■ **EXERCISE DETAILS**
Your task is to extract every line from the material below exactly.
╭─ INPUT
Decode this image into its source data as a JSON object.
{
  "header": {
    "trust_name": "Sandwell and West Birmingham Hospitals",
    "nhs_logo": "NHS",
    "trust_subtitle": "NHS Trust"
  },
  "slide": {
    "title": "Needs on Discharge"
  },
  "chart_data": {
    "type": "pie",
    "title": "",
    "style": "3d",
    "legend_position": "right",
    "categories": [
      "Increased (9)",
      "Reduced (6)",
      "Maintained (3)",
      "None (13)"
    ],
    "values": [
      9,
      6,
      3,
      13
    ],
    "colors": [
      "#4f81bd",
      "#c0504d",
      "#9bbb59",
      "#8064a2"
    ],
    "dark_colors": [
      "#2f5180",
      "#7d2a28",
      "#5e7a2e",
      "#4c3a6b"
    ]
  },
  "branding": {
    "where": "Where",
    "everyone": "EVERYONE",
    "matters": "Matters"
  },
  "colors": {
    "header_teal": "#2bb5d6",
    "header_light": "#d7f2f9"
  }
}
╰─
■ **REPLY TO THE TASK**
Decode this image into its source data as a JSON object.
{
  "header": {
    "trust_name": "Sandwell and West Birmingham Hospitals",
    "nhs_logo": "NHS",
    "trust_subtitle": "NHS Trust"
  },
  "slide": {
    "title": "Needs on Discharge"
  },
  "chart_data": {
    "type": "pie",
    "title": "",
    "style": "3d",
    "legend_position": "right",
    "categories": [
      "Increased (9)",
      "Reduced (6)",
      "Maintained (3)",
      "None (13)"
    ],
    "values": [
      9,
      6,
      3,
      13
    ],
    "colors": [
      "#4f81bd",
      "#c0504d",
      "#9bbb59",
      "#8064a2"
    ],
    "dark_colors": [
      "#2f5180",
      "#7d2a28",
      "#5e7a2e",
      "#4c3a6b"
    ]
  },
  "branding": {
    "where": "Where",
    "everyone": "EVERYONE",
    "matters": "Matters"
  },
  "colors": {
    "header_teal": "#2bb5d6",
    "header_light": "#d7f2f9"
  }
}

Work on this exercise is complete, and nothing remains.